### AIM OF THE EXERCISE
Tally the lines holding the string "digit" and reply with that number alone.

### LISTED RECORDS
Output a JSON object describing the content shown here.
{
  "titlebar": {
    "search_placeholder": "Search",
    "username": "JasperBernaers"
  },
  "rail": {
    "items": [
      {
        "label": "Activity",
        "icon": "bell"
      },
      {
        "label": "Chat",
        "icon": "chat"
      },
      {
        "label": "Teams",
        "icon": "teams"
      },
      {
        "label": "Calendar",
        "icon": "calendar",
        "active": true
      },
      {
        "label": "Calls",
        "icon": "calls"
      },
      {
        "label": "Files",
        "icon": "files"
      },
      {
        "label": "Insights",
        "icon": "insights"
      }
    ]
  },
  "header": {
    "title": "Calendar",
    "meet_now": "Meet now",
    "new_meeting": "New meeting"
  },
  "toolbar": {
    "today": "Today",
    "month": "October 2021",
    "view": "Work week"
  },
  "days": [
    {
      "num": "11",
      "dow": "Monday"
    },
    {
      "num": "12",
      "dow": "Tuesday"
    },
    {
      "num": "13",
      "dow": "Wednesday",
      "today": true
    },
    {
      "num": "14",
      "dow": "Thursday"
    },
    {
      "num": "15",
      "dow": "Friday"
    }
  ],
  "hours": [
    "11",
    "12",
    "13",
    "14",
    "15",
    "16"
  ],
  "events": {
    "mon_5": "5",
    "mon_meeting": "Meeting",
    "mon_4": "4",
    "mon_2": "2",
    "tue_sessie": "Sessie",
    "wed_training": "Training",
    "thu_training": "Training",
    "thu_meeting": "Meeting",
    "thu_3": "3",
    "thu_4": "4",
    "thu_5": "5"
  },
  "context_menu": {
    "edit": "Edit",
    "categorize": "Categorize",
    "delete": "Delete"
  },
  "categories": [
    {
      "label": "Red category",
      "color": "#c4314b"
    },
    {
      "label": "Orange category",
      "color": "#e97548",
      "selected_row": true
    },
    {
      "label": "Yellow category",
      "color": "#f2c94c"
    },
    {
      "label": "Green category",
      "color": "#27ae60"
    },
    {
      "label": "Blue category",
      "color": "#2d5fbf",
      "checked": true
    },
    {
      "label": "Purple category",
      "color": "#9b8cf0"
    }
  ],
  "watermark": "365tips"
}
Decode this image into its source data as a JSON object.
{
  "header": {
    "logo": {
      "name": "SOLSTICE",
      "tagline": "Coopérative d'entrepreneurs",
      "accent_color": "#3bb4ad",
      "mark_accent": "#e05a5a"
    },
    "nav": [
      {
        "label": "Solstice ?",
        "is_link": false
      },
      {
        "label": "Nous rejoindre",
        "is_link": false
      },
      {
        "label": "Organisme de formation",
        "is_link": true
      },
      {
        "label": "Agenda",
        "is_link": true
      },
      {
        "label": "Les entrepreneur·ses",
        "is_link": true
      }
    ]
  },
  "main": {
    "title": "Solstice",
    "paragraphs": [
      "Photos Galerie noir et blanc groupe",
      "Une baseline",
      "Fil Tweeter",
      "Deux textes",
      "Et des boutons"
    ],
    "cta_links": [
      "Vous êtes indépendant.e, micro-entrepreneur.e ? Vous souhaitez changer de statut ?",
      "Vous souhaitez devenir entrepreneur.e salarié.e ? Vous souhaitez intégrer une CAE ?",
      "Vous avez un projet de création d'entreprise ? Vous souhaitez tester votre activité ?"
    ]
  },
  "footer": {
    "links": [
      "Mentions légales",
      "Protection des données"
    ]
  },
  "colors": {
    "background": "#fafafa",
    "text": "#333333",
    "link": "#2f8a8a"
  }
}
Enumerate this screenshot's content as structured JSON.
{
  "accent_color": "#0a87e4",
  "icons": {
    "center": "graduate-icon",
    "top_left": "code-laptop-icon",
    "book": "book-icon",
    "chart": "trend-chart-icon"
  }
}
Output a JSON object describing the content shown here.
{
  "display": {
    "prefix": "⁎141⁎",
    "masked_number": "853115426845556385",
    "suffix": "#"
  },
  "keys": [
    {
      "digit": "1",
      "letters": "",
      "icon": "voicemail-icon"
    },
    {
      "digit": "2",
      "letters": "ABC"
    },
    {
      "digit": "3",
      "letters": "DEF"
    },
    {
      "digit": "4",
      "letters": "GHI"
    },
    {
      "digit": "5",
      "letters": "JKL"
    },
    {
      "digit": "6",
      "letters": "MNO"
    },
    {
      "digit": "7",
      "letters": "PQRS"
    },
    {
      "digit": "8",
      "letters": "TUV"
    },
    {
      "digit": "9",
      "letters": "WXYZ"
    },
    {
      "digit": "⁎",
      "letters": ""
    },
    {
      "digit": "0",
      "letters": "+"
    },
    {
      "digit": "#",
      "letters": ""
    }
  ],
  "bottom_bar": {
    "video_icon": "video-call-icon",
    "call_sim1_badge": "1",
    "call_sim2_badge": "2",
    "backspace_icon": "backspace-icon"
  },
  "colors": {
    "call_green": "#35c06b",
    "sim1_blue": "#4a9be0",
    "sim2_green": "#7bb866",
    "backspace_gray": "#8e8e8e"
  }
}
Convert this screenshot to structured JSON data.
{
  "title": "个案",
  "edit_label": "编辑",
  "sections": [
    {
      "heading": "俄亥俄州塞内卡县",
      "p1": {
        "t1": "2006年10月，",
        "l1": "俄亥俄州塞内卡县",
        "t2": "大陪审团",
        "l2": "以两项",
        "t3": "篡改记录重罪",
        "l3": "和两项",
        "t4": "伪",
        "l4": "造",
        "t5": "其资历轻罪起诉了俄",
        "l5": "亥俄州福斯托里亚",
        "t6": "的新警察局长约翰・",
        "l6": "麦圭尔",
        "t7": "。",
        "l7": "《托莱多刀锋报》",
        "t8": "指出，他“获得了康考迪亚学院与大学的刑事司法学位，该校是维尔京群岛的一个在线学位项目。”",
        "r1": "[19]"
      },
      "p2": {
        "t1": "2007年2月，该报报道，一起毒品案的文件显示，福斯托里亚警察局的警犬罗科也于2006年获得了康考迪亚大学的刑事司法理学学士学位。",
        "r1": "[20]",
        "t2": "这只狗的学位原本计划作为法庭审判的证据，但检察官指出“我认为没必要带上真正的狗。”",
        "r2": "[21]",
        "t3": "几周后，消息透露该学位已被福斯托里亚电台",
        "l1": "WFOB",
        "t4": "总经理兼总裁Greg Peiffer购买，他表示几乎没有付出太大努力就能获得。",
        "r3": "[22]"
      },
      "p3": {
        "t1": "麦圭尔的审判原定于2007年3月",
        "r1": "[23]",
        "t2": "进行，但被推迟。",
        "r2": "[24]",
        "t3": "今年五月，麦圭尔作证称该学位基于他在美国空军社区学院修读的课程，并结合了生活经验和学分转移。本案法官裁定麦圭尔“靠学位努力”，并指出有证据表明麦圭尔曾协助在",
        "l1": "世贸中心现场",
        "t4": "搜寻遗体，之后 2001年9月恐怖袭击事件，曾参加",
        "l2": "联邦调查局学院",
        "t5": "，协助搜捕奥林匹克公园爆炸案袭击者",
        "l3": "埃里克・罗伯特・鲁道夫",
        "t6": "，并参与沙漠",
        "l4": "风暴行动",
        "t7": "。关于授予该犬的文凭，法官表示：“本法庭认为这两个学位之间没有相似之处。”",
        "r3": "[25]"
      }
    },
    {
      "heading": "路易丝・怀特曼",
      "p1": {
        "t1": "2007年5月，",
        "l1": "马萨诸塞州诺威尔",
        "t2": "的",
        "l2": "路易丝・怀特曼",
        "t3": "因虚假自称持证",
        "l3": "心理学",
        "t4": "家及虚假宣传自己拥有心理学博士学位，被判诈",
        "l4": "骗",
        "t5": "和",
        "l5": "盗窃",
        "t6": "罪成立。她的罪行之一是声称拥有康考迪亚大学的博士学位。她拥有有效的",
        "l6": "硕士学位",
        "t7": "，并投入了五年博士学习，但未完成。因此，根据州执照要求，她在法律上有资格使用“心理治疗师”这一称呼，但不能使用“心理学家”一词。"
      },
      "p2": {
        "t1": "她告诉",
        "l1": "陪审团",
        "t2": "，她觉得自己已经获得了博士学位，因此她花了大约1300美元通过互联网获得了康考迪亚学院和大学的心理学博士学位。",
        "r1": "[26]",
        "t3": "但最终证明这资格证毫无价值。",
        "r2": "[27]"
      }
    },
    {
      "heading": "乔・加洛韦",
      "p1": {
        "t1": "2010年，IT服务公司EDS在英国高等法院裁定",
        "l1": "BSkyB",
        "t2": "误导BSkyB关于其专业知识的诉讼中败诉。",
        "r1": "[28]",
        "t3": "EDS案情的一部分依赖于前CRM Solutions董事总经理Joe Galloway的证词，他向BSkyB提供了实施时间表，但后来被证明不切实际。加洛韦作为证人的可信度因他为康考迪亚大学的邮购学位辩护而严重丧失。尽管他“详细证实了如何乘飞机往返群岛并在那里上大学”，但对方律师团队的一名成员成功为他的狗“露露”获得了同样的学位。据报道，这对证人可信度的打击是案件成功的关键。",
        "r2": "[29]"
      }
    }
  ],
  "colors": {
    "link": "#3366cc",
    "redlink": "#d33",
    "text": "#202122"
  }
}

### TASK RESULT
12